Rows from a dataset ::
------

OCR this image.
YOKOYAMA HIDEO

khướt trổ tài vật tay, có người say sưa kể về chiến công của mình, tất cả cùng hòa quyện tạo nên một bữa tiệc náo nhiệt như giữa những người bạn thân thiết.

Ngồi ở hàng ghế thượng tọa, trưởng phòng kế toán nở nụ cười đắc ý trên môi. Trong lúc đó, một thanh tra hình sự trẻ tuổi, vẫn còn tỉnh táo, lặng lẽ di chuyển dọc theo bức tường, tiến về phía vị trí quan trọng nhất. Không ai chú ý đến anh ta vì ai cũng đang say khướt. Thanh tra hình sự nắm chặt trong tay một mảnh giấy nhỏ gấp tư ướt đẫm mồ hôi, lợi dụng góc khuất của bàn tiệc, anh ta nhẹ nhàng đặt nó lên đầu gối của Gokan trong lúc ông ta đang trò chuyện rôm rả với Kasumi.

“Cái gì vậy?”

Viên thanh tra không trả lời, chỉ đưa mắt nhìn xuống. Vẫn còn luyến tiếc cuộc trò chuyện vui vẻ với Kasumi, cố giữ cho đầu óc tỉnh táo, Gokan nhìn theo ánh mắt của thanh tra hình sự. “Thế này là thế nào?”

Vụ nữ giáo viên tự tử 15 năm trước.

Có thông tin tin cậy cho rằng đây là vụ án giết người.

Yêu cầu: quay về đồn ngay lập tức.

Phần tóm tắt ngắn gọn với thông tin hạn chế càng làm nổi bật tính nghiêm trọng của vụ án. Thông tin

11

------

WHAT YOU ARE ASKED TO DO ::
The whole listing above needs to be written out again exactly.

ANSWER BELOW ::
OCR this image.
YOKOYAMA HIDEO

khướt trổ tài vật tay, có người say sưa kể về chiến công của mình, tất cả cùng hòa quyện tạo nên một bữa tiệc náo nhiệt như giữa những người bạn thân thiết.

Ngồi ở hàng ghế thượng tọa, trưởng phòng kế toán nở nụ cười đắc ý trên môi. Trong lúc đó, một thanh tra hình sự trẻ tuổi, vẫn còn tỉnh táo, lặng lẽ di chuyển dọc theo bức tường, tiến về phía vị trí quan trọng nhất. Không ai chú ý đến anh ta vì ai cũng đang say khướt. Thanh tra hình sự nắm chặt trong tay một mảnh giấy nhỏ gấp tư ướt đẫm mồ hôi, lợi dụng góc khuất của bàn tiệc, anh ta nhẹ nhàng đặt nó lên đầu gối của Gokan trong lúc ông ta đang trò chuyện rôm rả với Kasumi.

“Cái gì vậy?”

Viên thanh tra không trả lời, chỉ đưa mắt nhìn xuống. Vẫn còn luyến tiếc cuộc trò chuyện vui vẻ với Kasumi, cố giữ cho đầu óc tỉnh táo, Gokan nhìn theo ánh mắt của thanh tra hình sự. “Thế này là thế nào?”

Vụ nữ giáo viên tự tử 15 năm trước.

Có thông tin tin cậy cho rằng đây là vụ án giết người.

Yêu cầu: quay về đồn ngay lập tức.

Phần tóm tắt ngắn gọn với thông tin hạn chế càng làm nổi bật tính nghiêm trọng của vụ án. Thông tin

11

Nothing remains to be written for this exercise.